» **Task goal**
Restate every line of the material, word for word.

» **Records for the exercise**
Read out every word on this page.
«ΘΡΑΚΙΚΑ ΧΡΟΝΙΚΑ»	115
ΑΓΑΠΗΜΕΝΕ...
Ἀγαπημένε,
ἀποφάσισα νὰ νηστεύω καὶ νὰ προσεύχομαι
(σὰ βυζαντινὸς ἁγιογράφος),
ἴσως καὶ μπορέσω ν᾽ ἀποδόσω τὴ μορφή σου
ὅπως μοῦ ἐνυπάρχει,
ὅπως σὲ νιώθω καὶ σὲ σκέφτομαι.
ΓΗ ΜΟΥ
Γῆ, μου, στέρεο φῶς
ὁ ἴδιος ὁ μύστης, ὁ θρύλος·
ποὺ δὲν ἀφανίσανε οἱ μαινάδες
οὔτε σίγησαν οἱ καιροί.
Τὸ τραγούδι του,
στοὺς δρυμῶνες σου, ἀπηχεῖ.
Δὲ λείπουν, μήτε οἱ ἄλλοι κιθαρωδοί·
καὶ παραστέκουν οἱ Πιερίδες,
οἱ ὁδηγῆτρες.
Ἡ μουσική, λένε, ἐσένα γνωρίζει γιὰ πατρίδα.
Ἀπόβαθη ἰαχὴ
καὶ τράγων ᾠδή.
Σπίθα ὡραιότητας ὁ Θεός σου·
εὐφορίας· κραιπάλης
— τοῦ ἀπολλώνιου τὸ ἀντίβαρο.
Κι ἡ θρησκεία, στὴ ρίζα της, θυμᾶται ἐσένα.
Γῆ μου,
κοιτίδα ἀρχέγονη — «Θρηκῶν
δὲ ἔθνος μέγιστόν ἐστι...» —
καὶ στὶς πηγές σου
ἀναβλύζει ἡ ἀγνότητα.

» **Solution**
Read out every word on this page.
«ΘΡΑΚΙΚΑ ΧΡΟΝΙΚΑ»	115
ΑΓΑΠΗΜΕΝΕ...
Ἀγαπημένε,
ἀποφάσισα νὰ νηστεύω καὶ νὰ προσεύχομαι
(σὰ βυζαντινὸς ἁγιογράφος),
ἴσως καὶ μπορέσω ν᾽ ἀποδόσω τὴ μορφή σου
ὅπως μοῦ ἐνυπάρχει,
ὅπως σὲ νιώθω καὶ σὲ σκέφτομαι.
ΓΗ ΜΟΥ
Γῆ, μου, στέρεο φῶς
ὁ ἴδιος ὁ μύστης, ὁ θρύλος·
ποὺ δὲν ἀφανίσανε οἱ μαινάδες
οὔτε σίγησαν οἱ καιροί.
Τὸ τραγούδι του,
στοὺς δρυμῶνες σου, ἀπηχεῖ.
Δὲ λείπουν, μήτε οἱ ἄλλοι κιθαρωδοί·
καὶ παραστέκουν οἱ Πιερίδες,
οἱ ὁδηγῆτρες.
Ἡ μουσική, λένε, ἐσένα γνωρίζει γιὰ πατρίδα.
Ἀπόβαθη ἰαχὴ
καὶ τράγων ᾠδή.
Σπίθα ὡραιότητας ὁ Θεός σου·
εὐφορίας· κραιπάλης
— τοῦ ἀπολλώνιου τὸ ἀντίβαρο.
Κι ἡ θρησκεία, στὴ ρίζα της, θυμᾶται ἐσένα.
Γῆ μου,
κοιτίδα ἀρχέγονη — «Θρηκῶν
δὲ ἔθνος μέγιστόν ἐστι...» —
καὶ στὶς πηγές σου
ἀναβλύζει ἡ ἀγνότητα.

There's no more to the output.